## GIVEN RECORDS
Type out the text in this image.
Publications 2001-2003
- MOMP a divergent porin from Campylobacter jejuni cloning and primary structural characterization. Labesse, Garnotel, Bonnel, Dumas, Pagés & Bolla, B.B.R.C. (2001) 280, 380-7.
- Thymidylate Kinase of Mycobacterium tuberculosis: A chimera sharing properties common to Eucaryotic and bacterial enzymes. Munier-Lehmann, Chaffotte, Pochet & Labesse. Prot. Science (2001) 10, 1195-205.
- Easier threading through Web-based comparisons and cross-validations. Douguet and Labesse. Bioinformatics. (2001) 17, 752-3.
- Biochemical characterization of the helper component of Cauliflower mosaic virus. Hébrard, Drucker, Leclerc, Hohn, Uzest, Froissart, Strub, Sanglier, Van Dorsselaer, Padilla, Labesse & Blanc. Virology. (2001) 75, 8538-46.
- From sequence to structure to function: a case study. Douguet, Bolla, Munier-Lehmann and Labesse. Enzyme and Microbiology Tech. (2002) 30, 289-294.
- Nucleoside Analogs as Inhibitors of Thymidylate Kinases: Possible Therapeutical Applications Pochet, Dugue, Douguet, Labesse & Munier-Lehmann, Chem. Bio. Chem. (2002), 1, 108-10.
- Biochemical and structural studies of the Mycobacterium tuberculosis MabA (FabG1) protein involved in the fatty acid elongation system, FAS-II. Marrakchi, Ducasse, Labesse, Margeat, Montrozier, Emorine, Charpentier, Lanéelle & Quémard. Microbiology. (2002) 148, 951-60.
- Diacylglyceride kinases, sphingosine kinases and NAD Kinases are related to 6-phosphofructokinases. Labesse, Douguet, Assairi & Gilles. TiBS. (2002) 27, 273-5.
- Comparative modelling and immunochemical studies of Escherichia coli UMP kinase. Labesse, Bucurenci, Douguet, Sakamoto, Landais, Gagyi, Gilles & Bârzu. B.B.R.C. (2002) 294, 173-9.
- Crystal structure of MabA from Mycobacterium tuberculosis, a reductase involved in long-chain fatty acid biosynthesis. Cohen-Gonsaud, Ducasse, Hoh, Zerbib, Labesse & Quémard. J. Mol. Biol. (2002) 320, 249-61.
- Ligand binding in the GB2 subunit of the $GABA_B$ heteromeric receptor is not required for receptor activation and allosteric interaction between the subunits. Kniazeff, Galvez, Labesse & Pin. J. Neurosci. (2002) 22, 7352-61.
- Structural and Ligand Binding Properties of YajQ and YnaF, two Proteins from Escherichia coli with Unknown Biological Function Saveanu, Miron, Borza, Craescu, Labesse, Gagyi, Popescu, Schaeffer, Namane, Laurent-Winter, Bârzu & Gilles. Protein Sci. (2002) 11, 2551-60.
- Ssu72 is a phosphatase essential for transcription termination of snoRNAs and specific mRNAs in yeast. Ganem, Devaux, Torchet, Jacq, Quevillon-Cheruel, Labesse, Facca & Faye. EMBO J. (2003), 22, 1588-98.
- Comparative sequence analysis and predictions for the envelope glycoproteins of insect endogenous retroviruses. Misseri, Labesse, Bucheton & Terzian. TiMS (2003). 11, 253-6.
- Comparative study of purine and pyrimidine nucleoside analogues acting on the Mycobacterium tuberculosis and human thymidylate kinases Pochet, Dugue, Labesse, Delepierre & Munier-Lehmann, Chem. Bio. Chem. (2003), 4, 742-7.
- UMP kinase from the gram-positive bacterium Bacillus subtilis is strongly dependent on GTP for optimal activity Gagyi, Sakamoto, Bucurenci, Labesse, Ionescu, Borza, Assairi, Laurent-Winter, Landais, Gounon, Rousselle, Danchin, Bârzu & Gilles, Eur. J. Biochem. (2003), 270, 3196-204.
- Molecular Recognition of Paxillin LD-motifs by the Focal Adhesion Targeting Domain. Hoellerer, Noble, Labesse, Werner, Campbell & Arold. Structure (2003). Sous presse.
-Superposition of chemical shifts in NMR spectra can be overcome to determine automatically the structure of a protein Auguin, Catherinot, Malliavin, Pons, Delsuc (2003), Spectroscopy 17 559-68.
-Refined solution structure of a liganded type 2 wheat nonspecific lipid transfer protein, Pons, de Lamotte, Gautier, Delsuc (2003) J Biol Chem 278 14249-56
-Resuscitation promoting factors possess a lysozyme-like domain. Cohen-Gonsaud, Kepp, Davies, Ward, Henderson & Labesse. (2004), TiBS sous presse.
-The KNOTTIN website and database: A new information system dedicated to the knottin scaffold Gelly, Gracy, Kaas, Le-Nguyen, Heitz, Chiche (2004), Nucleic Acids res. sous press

## ASSIGNMENT
Scan the entries for the word "Mycobacterium". Report each line that has it.

## RESPONSE FOR THIS EXERCISE
- Thymidylate Kinase of Mycobacterium tuberculosis: A chimera sharing properties common to Eucaryotic and bacterial enzymes. Munier-Lehmann, Chaffotte, Pochet & Labesse. Prot. Science (2001) 10, 1195-205.
- Biochemical and structural studies of the Mycobacterium tuberculosis MabA (FabG1) protein involved in the fatty acid elongation system, FAS-II. Marrakchi, Ducasse, Labesse, Margeat, Montrozier, Emorine, Charpentier, Lanéelle & Quémard. Microbiology. (2002) 148, 951-60.
- Crystal structure of MabA from Mycobacterium tuberculosis, a reductase involved in long-chain fatty acid biosynthesis. Cohen-Gonsaud, Ducasse, Hoh, Zerbib, Labesse & Quémard. J. Mol. Biol. (2002) 320, 249-61.
- Comparative study of purine and pyrimidine nucleoside analogues acting on the Mycobacterium tuberculosis and human thymidylate kinases Pochet, Dugue, Labesse, Delepierre & Munier-Lehmann, Chem. Bio. Chem. (2003), 4, 742-7.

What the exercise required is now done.